**Prompt**
Pull every line containing "JSON" from the entries.

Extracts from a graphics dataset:
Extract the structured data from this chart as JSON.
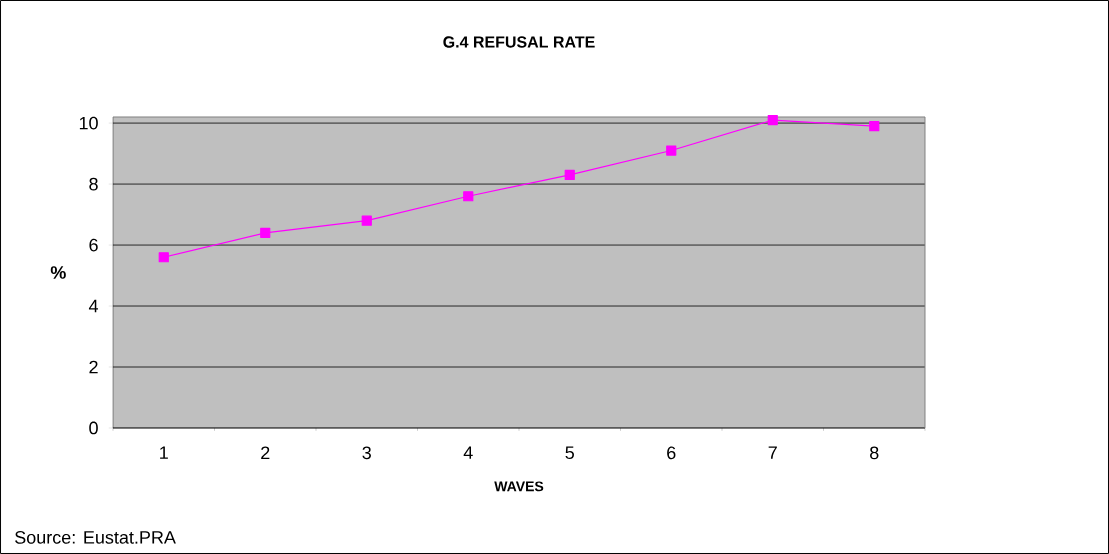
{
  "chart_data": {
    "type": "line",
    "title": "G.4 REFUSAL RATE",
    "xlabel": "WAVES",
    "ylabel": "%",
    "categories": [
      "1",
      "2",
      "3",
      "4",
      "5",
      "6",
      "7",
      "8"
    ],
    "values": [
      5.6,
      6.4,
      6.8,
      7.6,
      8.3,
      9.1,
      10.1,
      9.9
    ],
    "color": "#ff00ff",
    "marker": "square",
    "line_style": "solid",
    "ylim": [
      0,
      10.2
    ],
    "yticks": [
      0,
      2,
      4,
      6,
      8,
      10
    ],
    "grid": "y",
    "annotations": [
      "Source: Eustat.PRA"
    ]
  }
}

---

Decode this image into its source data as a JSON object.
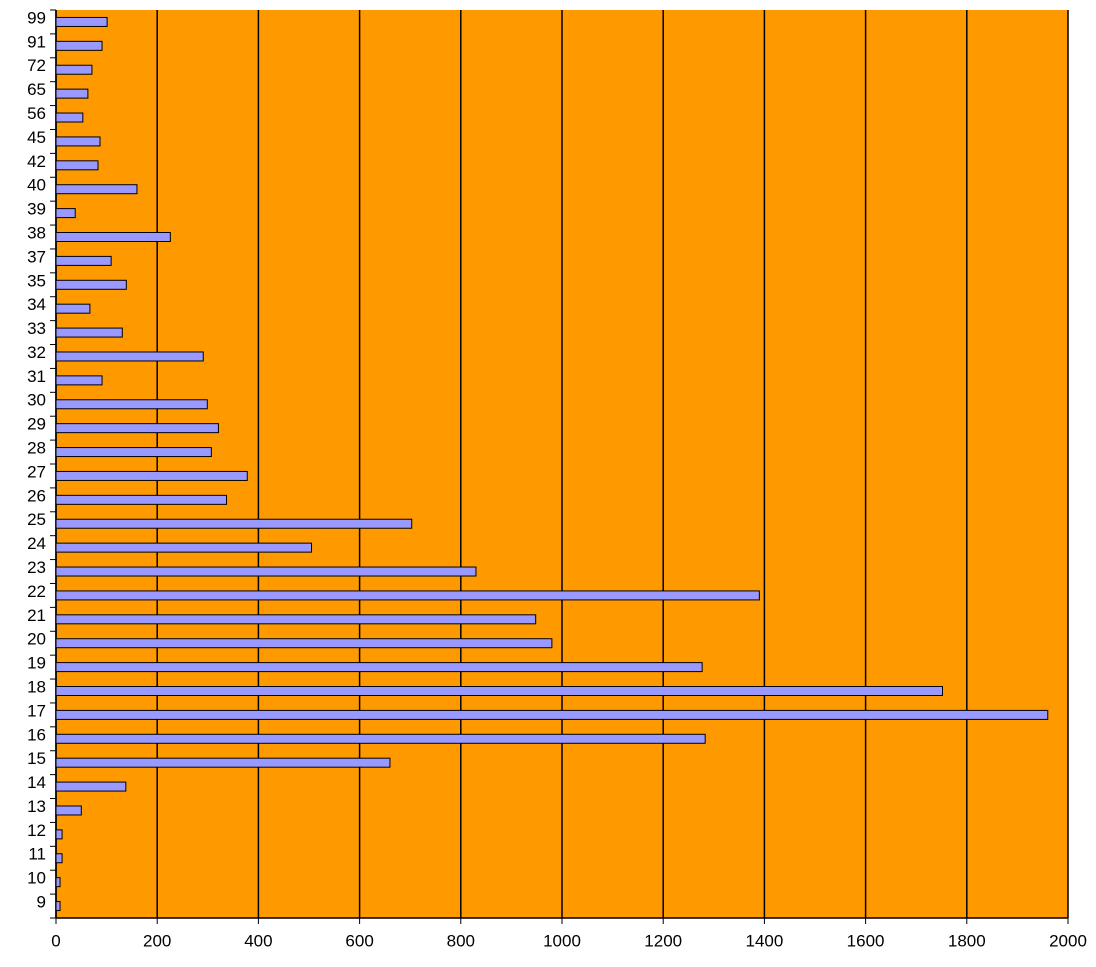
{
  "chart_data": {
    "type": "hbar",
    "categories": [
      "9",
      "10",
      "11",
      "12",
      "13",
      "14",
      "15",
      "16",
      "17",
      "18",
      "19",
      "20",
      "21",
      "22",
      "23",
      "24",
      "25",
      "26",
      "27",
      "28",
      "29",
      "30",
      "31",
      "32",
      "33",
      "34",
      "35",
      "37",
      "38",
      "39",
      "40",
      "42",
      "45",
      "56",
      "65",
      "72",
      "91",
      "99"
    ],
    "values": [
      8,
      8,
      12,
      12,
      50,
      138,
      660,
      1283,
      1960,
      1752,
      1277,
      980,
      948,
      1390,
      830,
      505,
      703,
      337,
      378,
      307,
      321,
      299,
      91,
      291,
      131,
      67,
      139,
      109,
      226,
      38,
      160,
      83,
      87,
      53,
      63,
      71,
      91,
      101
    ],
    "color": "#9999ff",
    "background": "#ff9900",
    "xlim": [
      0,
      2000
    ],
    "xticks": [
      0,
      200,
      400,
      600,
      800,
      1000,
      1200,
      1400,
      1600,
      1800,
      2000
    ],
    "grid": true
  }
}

**Final answer**
Extract the structured data from this chart as JSON.
Decode this image into its source data as a JSON object.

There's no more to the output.